### Task objective
Drop every picture and give the entries back exactly.

Excerpt from a dataset
○ ○ ○ ○ ○ ○ ○

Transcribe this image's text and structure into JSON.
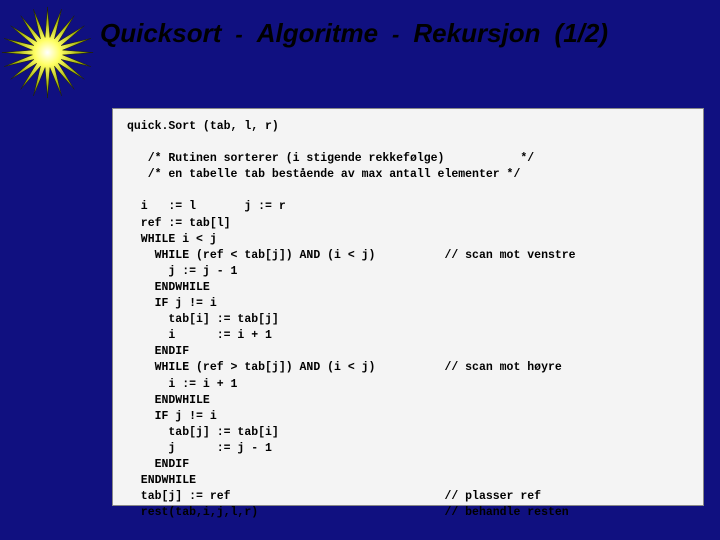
{
  "title": {
    "parts": [
      "Quicksort",
      "Algoritme",
      "Rekursjon",
      "(1/2)"
    ],
    "separator": "-",
    "color": "#000000",
    "font_size": 26,
    "italic": true,
    "bold": true
  },
  "slide": {
    "background_color": "#101080",
    "code_box_background": "#f4f4f4",
    "code_box_border": "#888888"
  },
  "starburst": {
    "gradient_stops": [
      "#ffffff",
      "#ffff66",
      "#99aa00",
      "#333300"
    ],
    "num_points": 20
  },
  "code": {
    "font_family": "Courier New",
    "font_size": 11.5,
    "font_weight": "bold",
    "color": "#000000",
    "lines": [
      "quick.Sort (tab, l, r)",
      "",
      "   /* Rutinen sorterer (i stigende rekkefølge)           */",
      "   /* en tabelle tab bestående av max antall elementer */",
      "",
      "  i   := l       j := r",
      "  ref := tab[l]",
      "  WHILE i < j",
      "    WHILE (ref < tab[j]) AND (i < j)          // scan mot venstre",
      "      j := j - 1",
      "    ENDWHILE",
      "    IF j != i",
      "      tab[i] := tab[j]",
      "      i      := i + 1",
      "    ENDIF",
      "    WHILE (ref > tab[j]) AND (i < j)          // scan mot høyre",
      "      i := i + 1",
      "    ENDWHILE",
      "    IF j != i",
      "      tab[j] := tab[i]",
      "      j      := j - 1",
      "    ENDIF",
      "  ENDWHILE",
      "  tab[j] := ref                               // plasser ref",
      "  rest(tab,i,j,l,r)                           // behandle resten"
    ]
  }
}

○ ○ ○ ○ ○ ○ ○

### Answer to the task
Transcribe this image's text and structure into JSON.
{
  "title": {
    "parts": [
      "Quicksort",
      "Algoritme",
      "Rekursjon",
      "(1/2)"
    ],
    "separator": "-",
    "color": "#000000",
    "font_size": 26,
    "italic": true,
    "bold": true
  },
  "slide": {
    "background_color": "#101080",
    "code_box_background": "#f4f4f4",
    "code_box_border": "#888888"
  },
  "starburst": {
    "gradient_stops": [
      "#ffffff",
      "#ffff66",
      "#99aa00",
      "#333300"
    ],
    "num_points": 20
  },
  "code": {
    "font_family": "Courier New",
    "font_size": 11.5,
    "font_weight": "bold",
    "color": "#000000",
    "lines": [
      "quick.Sort (tab, l, r)",
      "",
      "   /* Rutinen sorterer (i stigende rekkefølge)           */",
      "   /* en tabelle tab bestående av max antall elementer */",
      "",
      "  i   := l       j := r",
      "  ref := tab[l]",
      "  WHILE i < j",
      "    WHILE (ref < tab[j]) AND (i < j)          // scan mot venstre",
      "      j := j - 1",
      "    ENDWHILE",
      "    IF j != i",
      "      tab[i] := tab[j]",
      "      i      := i + 1",
      "    ENDIF",
      "    WHILE (ref > tab[j]) AND (i < j)          // scan mot høyre",
      "      i := i + 1",
      "    ENDWHILE",
      "    IF j != i",
      "      tab[j] := tab[i]",
      "      j      := j - 1",
      "    ENDIF",
      "  ENDWHILE",
      "  tab[j] := ref                               // plasser ref",
      "  rest(tab,i,j,l,r)                           // behandle resten"
    ]
  }
}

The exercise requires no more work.